# [Instructions to follow]
Across the entries, how many lines have the string "name" in them? Reply with only a number.

Items from a dataset
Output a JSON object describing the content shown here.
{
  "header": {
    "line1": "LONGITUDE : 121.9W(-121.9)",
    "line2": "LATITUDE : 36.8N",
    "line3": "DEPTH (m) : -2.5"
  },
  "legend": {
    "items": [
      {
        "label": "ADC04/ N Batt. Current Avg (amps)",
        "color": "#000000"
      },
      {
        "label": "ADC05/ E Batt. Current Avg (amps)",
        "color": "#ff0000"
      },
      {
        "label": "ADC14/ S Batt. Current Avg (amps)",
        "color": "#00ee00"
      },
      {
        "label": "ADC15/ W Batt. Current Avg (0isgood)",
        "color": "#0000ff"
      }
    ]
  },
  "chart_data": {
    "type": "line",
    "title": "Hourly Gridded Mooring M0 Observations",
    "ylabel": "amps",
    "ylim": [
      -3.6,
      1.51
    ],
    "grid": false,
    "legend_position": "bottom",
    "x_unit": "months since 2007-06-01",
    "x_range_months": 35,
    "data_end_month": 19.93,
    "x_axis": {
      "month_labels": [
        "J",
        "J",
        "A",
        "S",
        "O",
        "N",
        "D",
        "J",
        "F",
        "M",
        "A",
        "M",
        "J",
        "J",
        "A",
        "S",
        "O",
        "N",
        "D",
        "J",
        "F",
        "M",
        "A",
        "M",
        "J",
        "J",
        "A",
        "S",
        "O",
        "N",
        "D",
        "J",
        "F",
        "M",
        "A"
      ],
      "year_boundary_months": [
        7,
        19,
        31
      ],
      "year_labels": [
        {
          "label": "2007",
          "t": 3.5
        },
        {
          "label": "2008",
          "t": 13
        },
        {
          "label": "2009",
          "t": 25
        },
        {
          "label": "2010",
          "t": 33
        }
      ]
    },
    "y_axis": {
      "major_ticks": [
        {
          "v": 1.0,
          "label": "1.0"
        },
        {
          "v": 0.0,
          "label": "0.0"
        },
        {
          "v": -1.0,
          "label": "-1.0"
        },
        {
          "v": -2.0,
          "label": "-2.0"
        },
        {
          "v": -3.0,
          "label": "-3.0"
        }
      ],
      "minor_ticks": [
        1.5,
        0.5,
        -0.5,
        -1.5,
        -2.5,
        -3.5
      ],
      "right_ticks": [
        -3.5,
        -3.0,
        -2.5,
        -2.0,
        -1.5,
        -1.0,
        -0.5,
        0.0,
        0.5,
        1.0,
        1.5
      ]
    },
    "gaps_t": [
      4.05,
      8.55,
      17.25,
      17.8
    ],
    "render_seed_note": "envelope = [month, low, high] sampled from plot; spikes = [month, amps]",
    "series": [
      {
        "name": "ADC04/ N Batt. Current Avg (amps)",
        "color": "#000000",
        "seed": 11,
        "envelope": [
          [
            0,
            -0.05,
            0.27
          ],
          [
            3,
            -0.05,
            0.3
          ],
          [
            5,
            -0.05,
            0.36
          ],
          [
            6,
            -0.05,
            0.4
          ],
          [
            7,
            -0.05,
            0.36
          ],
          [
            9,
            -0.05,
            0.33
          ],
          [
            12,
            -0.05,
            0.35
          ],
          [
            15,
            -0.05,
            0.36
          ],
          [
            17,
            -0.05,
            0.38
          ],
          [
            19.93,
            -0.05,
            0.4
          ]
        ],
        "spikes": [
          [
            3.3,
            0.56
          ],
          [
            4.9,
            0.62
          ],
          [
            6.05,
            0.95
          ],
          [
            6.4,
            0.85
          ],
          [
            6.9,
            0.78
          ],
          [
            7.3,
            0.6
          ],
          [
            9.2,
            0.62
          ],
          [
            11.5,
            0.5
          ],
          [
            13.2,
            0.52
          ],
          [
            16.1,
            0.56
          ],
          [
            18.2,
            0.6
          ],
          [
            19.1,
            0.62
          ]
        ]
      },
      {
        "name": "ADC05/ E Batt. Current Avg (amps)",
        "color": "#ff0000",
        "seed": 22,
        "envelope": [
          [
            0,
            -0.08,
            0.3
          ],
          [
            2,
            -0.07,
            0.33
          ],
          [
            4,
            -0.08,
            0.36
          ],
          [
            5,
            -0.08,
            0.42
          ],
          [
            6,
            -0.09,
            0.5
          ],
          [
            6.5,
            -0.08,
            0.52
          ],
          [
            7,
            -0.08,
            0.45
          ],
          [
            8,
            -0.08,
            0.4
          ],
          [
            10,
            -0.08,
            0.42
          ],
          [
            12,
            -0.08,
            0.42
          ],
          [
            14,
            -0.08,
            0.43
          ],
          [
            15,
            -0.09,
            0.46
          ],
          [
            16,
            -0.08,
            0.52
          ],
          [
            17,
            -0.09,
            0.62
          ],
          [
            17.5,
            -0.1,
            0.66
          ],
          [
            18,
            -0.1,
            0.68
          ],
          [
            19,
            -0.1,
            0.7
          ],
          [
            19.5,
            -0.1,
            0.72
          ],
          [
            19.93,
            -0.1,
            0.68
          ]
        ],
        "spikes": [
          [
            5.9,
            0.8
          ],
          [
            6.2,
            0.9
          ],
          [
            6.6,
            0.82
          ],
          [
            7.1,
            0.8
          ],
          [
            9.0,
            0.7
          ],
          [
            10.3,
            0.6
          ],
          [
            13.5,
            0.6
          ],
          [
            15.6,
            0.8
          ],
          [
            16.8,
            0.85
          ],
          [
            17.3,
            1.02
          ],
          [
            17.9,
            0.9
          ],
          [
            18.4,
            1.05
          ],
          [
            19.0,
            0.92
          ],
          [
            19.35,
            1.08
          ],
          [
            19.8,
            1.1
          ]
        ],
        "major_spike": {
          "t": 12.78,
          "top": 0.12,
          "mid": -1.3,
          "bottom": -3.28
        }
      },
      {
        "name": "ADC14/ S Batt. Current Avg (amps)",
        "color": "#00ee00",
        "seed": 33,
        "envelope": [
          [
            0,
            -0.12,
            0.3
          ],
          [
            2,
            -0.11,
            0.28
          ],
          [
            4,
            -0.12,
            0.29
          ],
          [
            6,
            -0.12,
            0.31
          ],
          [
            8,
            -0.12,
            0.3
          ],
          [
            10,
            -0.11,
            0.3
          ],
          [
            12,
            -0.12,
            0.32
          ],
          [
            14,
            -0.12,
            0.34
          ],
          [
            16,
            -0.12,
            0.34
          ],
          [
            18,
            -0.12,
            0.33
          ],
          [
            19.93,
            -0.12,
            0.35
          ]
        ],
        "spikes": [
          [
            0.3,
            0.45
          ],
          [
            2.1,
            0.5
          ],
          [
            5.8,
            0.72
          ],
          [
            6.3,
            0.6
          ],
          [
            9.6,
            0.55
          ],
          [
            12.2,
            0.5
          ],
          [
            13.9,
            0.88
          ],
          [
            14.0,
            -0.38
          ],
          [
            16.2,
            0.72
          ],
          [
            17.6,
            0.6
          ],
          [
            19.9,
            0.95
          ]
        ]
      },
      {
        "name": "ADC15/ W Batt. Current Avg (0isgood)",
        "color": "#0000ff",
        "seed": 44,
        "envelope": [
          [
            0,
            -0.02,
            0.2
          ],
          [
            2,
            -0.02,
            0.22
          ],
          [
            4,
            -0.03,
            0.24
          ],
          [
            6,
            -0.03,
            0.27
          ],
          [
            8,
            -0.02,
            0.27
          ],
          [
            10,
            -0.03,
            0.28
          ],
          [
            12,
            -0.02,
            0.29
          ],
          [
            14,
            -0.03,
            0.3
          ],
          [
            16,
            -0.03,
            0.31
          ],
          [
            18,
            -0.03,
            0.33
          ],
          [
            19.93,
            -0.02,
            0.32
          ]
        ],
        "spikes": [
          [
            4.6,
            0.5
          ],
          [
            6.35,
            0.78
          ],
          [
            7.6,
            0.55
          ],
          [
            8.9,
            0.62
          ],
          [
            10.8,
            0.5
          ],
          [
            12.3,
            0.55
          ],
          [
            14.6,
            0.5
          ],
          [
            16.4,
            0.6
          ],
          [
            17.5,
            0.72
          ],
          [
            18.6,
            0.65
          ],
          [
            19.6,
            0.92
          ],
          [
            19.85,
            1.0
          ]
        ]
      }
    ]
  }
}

# [Response]
4